*** Opening EXTRACTED RECORDS ***

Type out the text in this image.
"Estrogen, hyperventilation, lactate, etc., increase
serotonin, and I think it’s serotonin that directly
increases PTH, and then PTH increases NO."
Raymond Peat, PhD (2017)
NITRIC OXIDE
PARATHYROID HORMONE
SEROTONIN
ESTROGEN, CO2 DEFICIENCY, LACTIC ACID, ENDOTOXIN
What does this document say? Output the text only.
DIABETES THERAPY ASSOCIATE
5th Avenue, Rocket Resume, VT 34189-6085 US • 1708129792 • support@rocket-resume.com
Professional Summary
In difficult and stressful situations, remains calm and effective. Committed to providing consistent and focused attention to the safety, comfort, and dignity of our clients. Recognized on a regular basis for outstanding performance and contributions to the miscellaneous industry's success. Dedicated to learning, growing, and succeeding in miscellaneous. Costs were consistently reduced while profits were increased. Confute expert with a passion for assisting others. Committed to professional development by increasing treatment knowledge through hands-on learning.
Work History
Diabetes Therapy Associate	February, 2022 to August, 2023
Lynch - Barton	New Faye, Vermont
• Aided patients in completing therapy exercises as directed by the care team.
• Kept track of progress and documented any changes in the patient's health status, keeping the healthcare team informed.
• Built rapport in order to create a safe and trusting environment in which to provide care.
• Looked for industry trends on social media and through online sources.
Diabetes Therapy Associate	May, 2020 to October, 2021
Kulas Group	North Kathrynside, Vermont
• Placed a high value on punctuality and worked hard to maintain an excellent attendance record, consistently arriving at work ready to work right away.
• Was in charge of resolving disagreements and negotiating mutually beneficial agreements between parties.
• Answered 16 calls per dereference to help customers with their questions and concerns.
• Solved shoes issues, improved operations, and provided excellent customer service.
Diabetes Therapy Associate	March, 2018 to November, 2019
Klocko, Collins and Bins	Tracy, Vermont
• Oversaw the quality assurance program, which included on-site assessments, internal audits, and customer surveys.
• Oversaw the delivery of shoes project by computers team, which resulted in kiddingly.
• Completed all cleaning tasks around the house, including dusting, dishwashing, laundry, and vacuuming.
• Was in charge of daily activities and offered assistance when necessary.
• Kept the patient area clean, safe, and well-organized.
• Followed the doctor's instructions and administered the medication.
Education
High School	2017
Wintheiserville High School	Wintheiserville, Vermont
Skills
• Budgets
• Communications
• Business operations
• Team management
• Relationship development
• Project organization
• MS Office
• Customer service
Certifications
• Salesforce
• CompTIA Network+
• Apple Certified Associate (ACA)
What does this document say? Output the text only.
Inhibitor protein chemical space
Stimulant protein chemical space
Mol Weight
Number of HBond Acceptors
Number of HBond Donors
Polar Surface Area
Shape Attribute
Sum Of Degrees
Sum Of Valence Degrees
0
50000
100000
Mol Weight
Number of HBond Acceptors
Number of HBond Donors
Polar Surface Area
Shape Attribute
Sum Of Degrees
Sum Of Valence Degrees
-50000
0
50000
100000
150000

*** Closing EXTRACTED RECORDS ***

Reply with only the number of lines in the material above where the string "operations" appears.

RESPONSE TO THIS TASK: 2